TASK INSTRUCTIONS: Return every record exactly as written.

***

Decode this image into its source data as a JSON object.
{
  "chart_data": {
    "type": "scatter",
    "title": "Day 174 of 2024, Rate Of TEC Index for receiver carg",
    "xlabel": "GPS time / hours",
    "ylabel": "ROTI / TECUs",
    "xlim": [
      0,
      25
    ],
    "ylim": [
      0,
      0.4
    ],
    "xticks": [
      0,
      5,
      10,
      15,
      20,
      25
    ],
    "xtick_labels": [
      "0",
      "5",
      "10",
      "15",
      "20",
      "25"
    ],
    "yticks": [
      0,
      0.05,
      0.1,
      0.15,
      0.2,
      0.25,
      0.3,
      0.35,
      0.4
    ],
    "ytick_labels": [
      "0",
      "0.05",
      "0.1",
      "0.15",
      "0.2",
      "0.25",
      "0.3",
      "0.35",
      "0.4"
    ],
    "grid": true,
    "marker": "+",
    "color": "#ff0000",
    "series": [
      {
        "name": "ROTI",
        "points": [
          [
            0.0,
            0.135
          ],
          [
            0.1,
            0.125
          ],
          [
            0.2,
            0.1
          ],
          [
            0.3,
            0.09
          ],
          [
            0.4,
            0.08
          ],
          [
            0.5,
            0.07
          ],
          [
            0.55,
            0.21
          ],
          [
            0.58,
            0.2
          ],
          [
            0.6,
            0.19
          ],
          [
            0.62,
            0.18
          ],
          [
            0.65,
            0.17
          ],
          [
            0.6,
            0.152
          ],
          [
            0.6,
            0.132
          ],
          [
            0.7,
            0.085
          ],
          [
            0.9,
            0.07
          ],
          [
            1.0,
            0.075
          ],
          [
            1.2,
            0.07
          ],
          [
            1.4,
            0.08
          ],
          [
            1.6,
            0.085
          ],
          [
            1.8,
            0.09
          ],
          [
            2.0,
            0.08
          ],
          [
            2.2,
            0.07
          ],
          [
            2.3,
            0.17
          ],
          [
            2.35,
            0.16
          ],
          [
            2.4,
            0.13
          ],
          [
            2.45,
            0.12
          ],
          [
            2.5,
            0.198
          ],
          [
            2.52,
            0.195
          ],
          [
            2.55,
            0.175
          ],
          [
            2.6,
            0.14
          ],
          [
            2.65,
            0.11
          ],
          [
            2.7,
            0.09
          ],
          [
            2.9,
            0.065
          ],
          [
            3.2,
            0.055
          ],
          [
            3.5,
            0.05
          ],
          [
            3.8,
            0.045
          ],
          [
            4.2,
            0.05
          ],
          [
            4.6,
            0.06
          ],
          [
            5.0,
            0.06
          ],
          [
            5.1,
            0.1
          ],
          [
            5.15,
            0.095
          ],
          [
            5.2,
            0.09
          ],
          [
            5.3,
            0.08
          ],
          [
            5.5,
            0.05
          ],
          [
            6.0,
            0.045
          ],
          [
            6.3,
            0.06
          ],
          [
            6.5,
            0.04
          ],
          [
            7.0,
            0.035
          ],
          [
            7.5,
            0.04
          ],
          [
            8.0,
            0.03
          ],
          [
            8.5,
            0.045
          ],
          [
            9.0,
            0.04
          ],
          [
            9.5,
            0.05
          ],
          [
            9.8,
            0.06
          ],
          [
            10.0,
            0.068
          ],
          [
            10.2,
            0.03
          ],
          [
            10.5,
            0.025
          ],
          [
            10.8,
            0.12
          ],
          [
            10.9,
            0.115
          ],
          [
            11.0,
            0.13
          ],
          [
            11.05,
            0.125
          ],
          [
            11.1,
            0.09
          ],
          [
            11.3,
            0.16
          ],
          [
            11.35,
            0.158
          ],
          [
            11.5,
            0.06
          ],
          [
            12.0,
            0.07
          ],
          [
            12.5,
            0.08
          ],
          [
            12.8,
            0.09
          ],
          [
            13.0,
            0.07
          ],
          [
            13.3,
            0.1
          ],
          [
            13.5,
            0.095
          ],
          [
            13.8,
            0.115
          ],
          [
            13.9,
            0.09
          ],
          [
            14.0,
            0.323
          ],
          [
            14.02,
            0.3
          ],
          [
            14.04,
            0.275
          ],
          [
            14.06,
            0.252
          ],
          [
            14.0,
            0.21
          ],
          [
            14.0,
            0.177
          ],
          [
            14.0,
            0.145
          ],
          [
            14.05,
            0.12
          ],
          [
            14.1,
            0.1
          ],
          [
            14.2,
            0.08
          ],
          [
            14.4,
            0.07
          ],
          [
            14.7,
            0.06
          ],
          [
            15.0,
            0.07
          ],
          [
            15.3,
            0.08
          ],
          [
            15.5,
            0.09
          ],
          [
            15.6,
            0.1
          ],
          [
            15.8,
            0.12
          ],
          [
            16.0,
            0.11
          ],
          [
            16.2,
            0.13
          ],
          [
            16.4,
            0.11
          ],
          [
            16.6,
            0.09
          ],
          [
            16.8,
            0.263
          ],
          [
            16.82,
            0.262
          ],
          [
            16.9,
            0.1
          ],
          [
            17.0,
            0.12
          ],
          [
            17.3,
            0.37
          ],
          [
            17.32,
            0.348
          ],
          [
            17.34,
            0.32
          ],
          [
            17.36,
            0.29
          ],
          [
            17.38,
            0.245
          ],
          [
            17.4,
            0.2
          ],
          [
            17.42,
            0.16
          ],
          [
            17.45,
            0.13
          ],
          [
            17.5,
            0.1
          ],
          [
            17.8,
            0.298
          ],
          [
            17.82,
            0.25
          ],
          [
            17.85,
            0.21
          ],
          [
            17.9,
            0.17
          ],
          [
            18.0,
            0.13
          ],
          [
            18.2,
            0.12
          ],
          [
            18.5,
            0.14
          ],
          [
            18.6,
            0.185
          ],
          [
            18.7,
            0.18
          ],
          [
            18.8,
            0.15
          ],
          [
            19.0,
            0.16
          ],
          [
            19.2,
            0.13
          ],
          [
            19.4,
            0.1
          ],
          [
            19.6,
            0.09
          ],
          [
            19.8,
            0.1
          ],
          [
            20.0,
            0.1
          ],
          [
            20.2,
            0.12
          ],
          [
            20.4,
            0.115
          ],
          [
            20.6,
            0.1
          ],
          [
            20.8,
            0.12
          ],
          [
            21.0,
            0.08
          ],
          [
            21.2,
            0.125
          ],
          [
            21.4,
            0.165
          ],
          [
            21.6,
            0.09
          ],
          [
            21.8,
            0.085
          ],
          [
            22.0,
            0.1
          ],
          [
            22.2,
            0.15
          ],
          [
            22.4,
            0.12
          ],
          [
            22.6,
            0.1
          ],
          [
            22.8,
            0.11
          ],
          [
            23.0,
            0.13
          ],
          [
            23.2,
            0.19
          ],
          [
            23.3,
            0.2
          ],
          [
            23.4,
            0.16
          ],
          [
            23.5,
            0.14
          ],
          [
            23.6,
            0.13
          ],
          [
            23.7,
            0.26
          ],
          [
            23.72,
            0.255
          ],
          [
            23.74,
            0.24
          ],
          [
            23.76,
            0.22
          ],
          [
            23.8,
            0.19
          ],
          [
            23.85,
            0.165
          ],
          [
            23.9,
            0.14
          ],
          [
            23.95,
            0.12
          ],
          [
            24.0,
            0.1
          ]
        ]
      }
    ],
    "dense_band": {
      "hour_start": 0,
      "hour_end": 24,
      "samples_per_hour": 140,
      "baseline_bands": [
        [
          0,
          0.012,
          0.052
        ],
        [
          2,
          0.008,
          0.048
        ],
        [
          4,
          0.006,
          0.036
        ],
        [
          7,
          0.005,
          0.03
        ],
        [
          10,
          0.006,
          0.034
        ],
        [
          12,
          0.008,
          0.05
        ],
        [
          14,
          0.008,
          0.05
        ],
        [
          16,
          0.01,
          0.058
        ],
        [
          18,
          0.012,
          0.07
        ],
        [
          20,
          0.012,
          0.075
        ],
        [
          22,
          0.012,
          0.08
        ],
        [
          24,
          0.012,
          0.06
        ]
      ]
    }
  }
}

***

OUTPUT FOR THIS EXERCISE:
Decode this image into its source data as a JSON object.
{
  "chart_data": {
    "type": "scatter",
    "title": "Day 174 of 2024, Rate Of TEC Index for receiver carg",
    "xlabel": "GPS time / hours",
    "ylabel": "ROTI / TECUs",
    "xlim": [
      0,
      25
    ],
    "ylim": [
      0,
      0.4
    ],
    "xticks": [
      0,
      5,
      10,
      15,
      20,
      25
    ],
    "xtick_labels": [
      "0",
      "5",
      "10",
      "15",
      "20",
      "25"
    ],
    "yticks": [
      0,
      0.05,
      0.1,
      0.15,
      0.2,
      0.25,
      0.3,
      0.35,
      0.4
    ],
    "ytick_labels": [
      "0",
      "0.05",
      "0.1",
      "0.15",
      "0.2",
      "0.25",
      "0.3",
      "0.35",
      "0.4"
    ],
    "grid": true,
    "marker": "+",
    "color": "#ff0000",
    "series": [
      {
        "name": "ROTI",
        "points": [
          [
            0.0,
            0.135
          ],
          [
            0.1,
            0.125
          ],
          [
            0.2,
            0.1
          ],
          [
            0.3,
            0.09
          ],
          [
            0.4,
            0.08
          ],
          [
            0.5,
            0.07
          ],
          [
            0.55,
            0.21
          ],
          [
            0.58,
            0.2
          ],
          [
            0.6,
            0.19
          ],
          [
            0.62,
            0.18
          ],
          [
            0.65,
            0.17
          ],
          [
            0.6,
            0.152
          ],
          [
            0.6,
            0.132
          ],
          [
            0.7,
            0.085
          ],
          [
            0.9,
            0.07
          ],
          [
            1.0,
            0.075
          ],
          [
            1.2,
            0.07
          ],
          [
            1.4,
            0.08
          ],
          [
            1.6,
            0.085
          ],
          [
            1.8,
            0.09
          ],
          [
            2.0,
            0.08
          ],
          [
            2.2,
            0.07
          ],
          [
            2.3,
            0.17
          ],
          [
            2.35,
            0.16
          ],
          [
            2.4,
            0.13
          ],
          [
            2.45,
            0.12
          ],
          [
            2.5,
            0.198
          ],
          [
            2.52,
            0.195
          ],
          [
            2.55,
            0.175
          ],
          [
            2.6,
            0.14
          ],
          [
            2.65,
            0.11
          ],
          [
            2.7,
            0.09
          ],
          [
            2.9,
            0.065
          ],
          [
            3.2,
            0.055
          ],
          [
            3.5,
            0.05
          ],
          [
            3.8,
            0.045
          ],
          [
            4.2,
            0.05
          ],
          [
            4.6,
            0.06
          ],
          [
            5.0,
            0.06
          ],
          [
            5.1,
            0.1
          ],
          [
            5.15,
            0.095
          ],
          [
            5.2,
            0.09
          ],
          [
            5.3,
            0.08
          ],
          [
            5.5,
            0.05
          ],
          [
            6.0,
            0.045
          ],
          [
            6.3,
            0.06
          ],
          [
            6.5,
            0.04
          ],
          [
            7.0,
            0.035
          ],
          [
            7.5,
            0.04
          ],
          [
            8.0,
            0.03
          ],
          [
            8.5,
            0.045
          ],
          [
            9.0,
            0.04
          ],
          [
            9.5,
            0.05
          ],
          [
            9.8,
            0.06
          ],
          [
            10.0,
            0.068
          ],
          [
            10.2,
            0.03
          ],
          [
            10.5,
            0.025
          ],
          [
            10.8,
            0.12
          ],
          [
            10.9,
            0.115
          ],
          [
            11.0,
            0.13
          ],
          [
            11.05,
            0.125
          ],
          [
            11.1,
            0.09
          ],
          [
            11.3,
            0.16
          ],
          [
            11.35,
            0.158
          ],
          [
            11.5,
            0.06
          ],
          [
            12.0,
            0.07
          ],
          [
            12.5,
            0.08
          ],
          [
            12.8,
            0.09
          ],
          [
            13.0,
            0.07
          ],
          [
            13.3,
            0.1
          ],
          [
            13.5,
            0.095
          ],
          [
            13.8,
            0.115
          ],
          [
            13.9,
            0.09
          ],
          [
            14.0,
            0.323
          ],
          [
            14.02,
            0.3
          ],
          [
            14.04,
            0.275
          ],
          [
            14.06,
            0.252
          ],
          [
            14.0,
            0.21
          ],
          [
            14.0,
            0.177
          ],
          [
            14.0,
            0.145
          ],
          [
            14.05,
            0.12
          ],
          [
            14.1,
            0.1
          ],
          [
            14.2,
            0.08
          ],
          [
            14.4,
            0.07
          ],
          [
            14.7,
            0.06
          ],
          [
            15.0,
            0.07
          ],
          [
            15.3,
            0.08
          ],
          [
            15.5,
            0.09
          ],
          [
            15.6,
            0.1
          ],
          [
            15.8,
            0.12
          ],
          [
            16.0,
            0.11
          ],
          [
            16.2,
            0.13
          ],
          [
            16.4,
            0.11
          ],
          [
            16.6,
            0.09
          ],
          [
            16.8,
            0.263
          ],
          [
            16.82,
            0.262
          ],
          [
            16.9,
            0.1
          ],
          [
            17.0,
            0.12
          ],
          [
            17.3,
            0.37
          ],
          [
            17.32,
            0.348
          ],
          [
            17.34,
            0.32
          ],
          [
            17.36,
            0.29
          ],
          [
            17.38,
            0.245
          ],
          [
            17.4,
            0.2
          ],
          [
            17.42,
            0.16
          ],
          [
            17.45,
            0.13
          ],
          [
            17.5,
            0.1
          ],
          [
            17.8,
            0.298
          ],
          [
            17.82,
            0.25
          ],
          [
            17.85,
            0.21
          ],
          [
            17.9,
            0.17
          ],
          [
            18.0,
            0.13
          ],
          [
            18.2,
            0.12
          ],
          [
            18.5,
            0.14
          ],
          [
            18.6,
            0.185
          ],
          [
            18.7,
            0.18
          ],
          [
            18.8,
            0.15
          ],
          [
            19.0,
            0.16
          ],
          [
            19.2,
            0.13
          ],
          [
            19.4,
            0.1
          ],
          [
            19.6,
            0.09
          ],
          [
            19.8,
            0.1
          ],
          [
            20.0,
            0.1
          ],
          [
            20.2,
            0.12
          ],
          [
            20.4,
            0.115
          ],
          [
            20.6,
            0.1
          ],
          [
            20.8,
            0.12
          ],
          [
            21.0,
            0.08
          ],
          [
            21.2,
            0.125
          ],
          [
            21.4,
            0.165
          ],
          [
            21.6,
            0.09
          ],
          [
            21.8,
            0.085
          ],
          [
            22.0,
            0.1
          ],
          [
            22.2,
            0.15
          ],
          [
            22.4,
            0.12
          ],
          [
            22.6,
            0.1
          ],
          [
            22.8,
            0.11
          ],
          [
            23.0,
            0.13
          ],
          [
            23.2,
            0.19
          ],
          [
            23.3,
            0.2
          ],
          [
            23.4,
            0.16
          ],
          [
            23.5,
            0.14
          ],
          [
            23.6,
            0.13
          ],
          [
            23.7,
            0.26
          ],
          [
            23.72,
            0.255
          ],
          [
            23.74,
            0.24
          ],
          [
            23.76,
            0.22
          ],
          [
            23.8,
            0.19
          ],
          [
            23.85,
            0.165
          ],
          [
            23.9,
            0.14
          ],
          [
            23.95,
            0.12
          ],
          [
            24.0,
            0.1
          ]
        ]
      }
    ],
    "dense_band": {
      "hour_start": 0,
      "hour_end": 24,
      "samples_per_hour": 140,
      "baseline_bands": [
        [
          0,
          0.012,
          0.052
        ],
        [
          2,
          0.008,
          0.048
        ],
        [
          4,
          0.006,
          0.036
        ],
        [
          7,
          0.005,
          0.03
        ],
        [
          10,
          0.006,
          0.034
        ],
        [
          12,
          0.008,
          0.05
        ],
        [
          14,
          0.008,
          0.05
        ],
        [
          16,
          0.01,
          0.058
        ],
        [
          18,
          0.012,
          0.07
        ],
        [
          20,
          0.012,
          0.075
        ],
        [
          22,
          0.012,
          0.08
        ],
        [
          24,
          0.012,
          0.06
        ]
      ]
    }
  }
}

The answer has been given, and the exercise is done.